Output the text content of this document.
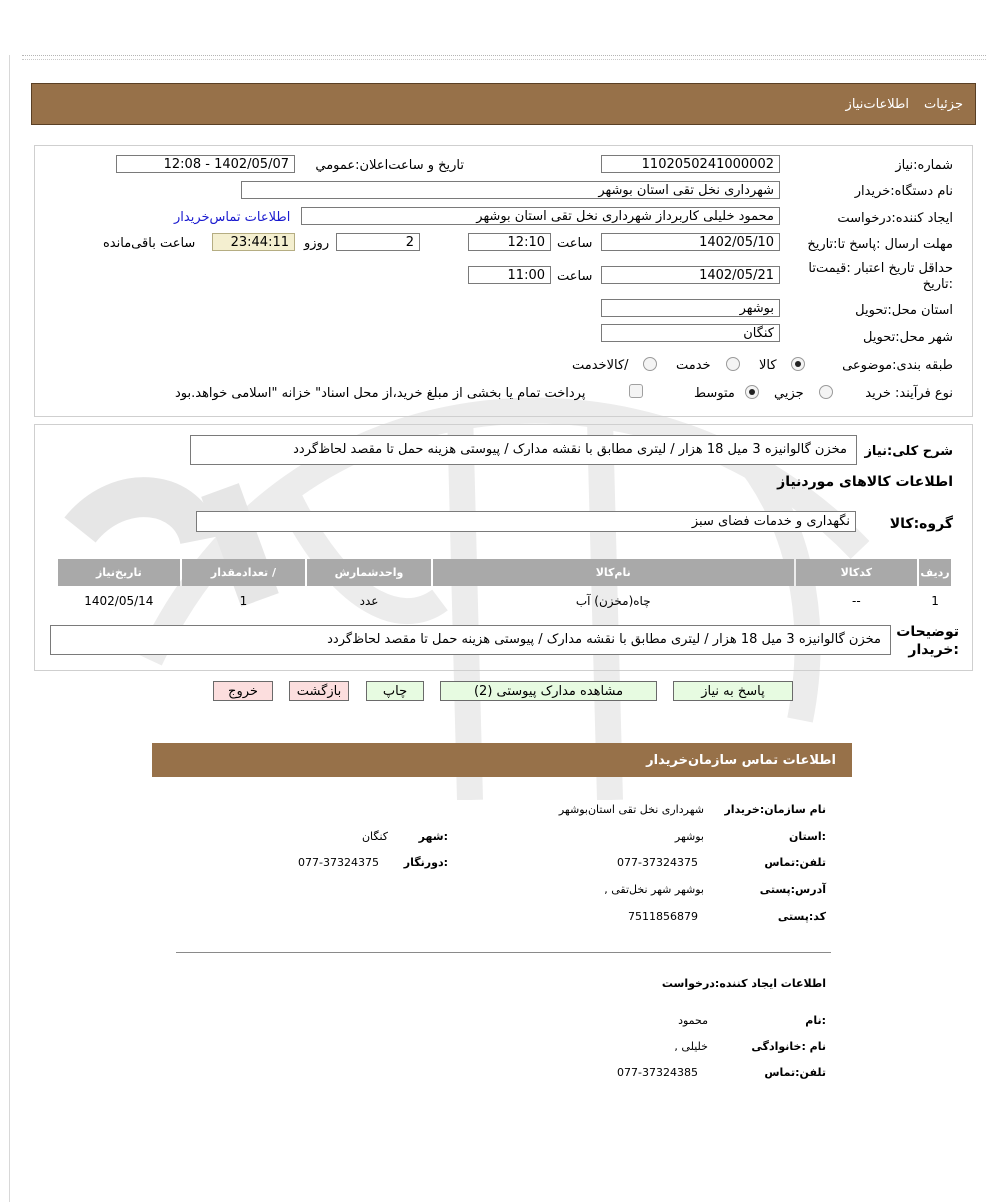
جزئیات
اطلاعات‌نیاز
شماره:نیاز
1102050241000002
تاریخ و ساعت‌اعلان:عمومي
1402/05/07 - 12:08
نام دستگاه:خریدار
شهرداری نخل تقی استان بوشهر
ایجاد کننده:درخواست
محمود خلیلی کاربرداز شهرداری نخل تقی استان بوشهر
اطلاعات تماس‌خریدار
مهلت ارسال :پاسخ تا:تاریخ
1402/05/10
ساعت
12:10
2
روزو
23:44:11
ساعت باقی‌مانده
حداقل تاریخ اعتبار :قیمت‌تا
:تاریخ
1402/05/21
ساعت
11:00
استان محل:تحویل
بوشهر
شهر محل:تحویل
کنگان
طبقه بندی:موضوعی
کالا
خدمت
/کالاخدمت
نوع فرآیند: خرید
جزيي
متوسط
پرداخت تمام یا بخشی از مبلغ خرید،از محل اسناد" خزانه "اسلامی خواهد.بود
شرح کلی:نیاز
مخزن گالوانیزه 3 میل 18 هزار / لیتری مطابق با نقشه مدارک / پیوستی هزینه حمل تا مقصد لحاظ‌گردد
اطلاعات کالاهای موردنیاز
گروه:کالا
نگهداری و خدمات فضای سبز
ردیف	کدکالا	نام‌کالا	واحدشمارش	/ تعدادمقدار	تاریخ‌نیاز
1	--	چاه(مخزن) آب	عدد	1	1402/05/14
توضیحات
:خریدار
مخزن گالوانیزه 3 میل 18 هزار / لیتری مطابق با نقشه مدارک / پیوستی هزینه حمل تا مقصد لحاظ‌گردد
پاسخ به نیاز
مشاهده مدارک پیوستی (2)
چاپ
بازگشت
خروج
اطلاعات تماس سازمان‌خریدار
نام سازمان:خریدار
شهرداری نخل تقی استان‌بوشهر
:استان
بوشهر
:شهر
کنگان
تلفن:تماس
077-37324375
:دورنگار
077-37324375
آدرس:پستی
بوشهر شهر نخل‌تقی ,
کد:پستی
7511856879
اطلاعات ایجاد کننده:درخواست
:نام
محمود
نام :خانوادگی
خلیلی ,
تلفن:تماس
077-37324385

-----

What the task asks :: Pictures in the data above should not be copied; transcribe everything else exactly.

Answer for the task ::
Output the text content of this document.
جزئیات
اطلاعات‌نیاز
شماره:نیاز
1102050241000002
تاریخ و ساعت‌اعلان:عمومي
1402/05/07 - 12:08
نام دستگاه:خریدار
شهرداری نخل تقی استان بوشهر
ایجاد کننده:درخواست
محمود خلیلی کاربرداز شهرداری نخل تقی استان بوشهر
اطلاعات تماس‌خریدار
مهلت ارسال :پاسخ تا:تاریخ
1402/05/10
ساعت
12:10
2
روزو
23:44:11
ساعت باقی‌مانده
حداقل تاریخ اعتبار :قیمت‌تا
:تاریخ
1402/05/21
ساعت
11:00
استان محل:تحویل
بوشهر
شهر محل:تحویل
کنگان
طبقه بندی:موضوعی
کالا
خدمت
/کالاخدمت
نوع فرآیند: خرید
جزيي
متوسط
پرداخت تمام یا بخشی از مبلغ خرید،از محل اسناد" خزانه "اسلامی خواهد.بود
شرح کلی:نیاز
مخزن گالوانیزه 3 میل 18 هزار / لیتری مطابق با نقشه مدارک / پیوستی هزینه حمل تا مقصد لحاظ‌گردد
اطلاعات کالاهای موردنیاز
گروه:کالا
نگهداری و خدمات فضای سبز
ردیف	کدکالا	نام‌کالا	واحدشمارش	/ تعدادمقدار	تاریخ‌نیاز
1	--	چاه(مخزن) آب	عدد	1	1402/05/14
توضیحات
:خریدار
مخزن گالوانیزه 3 میل 18 هزار / لیتری مطابق با نقشه مدارک / پیوستی هزینه حمل تا مقصد لحاظ‌گردد
پاسخ به نیاز
مشاهده مدارک پیوستی (2)
چاپ
بازگشت
خروج
اطلاعات تماس سازمان‌خریدار
نام سازمان:خریدار
شهرداری نخل تقی استان‌بوشهر
:استان
بوشهر
:شهر
کنگان
تلفن:تماس
077-37324375
:دورنگار
077-37324375
آدرس:پستی
بوشهر شهر نخل‌تقی ,
کد:پستی
7511856879
اطلاعات ایجاد کننده:درخواست
:نام
محمود
نام :خانوادگی
خلیلی ,
تلفن:تماس
077-37324385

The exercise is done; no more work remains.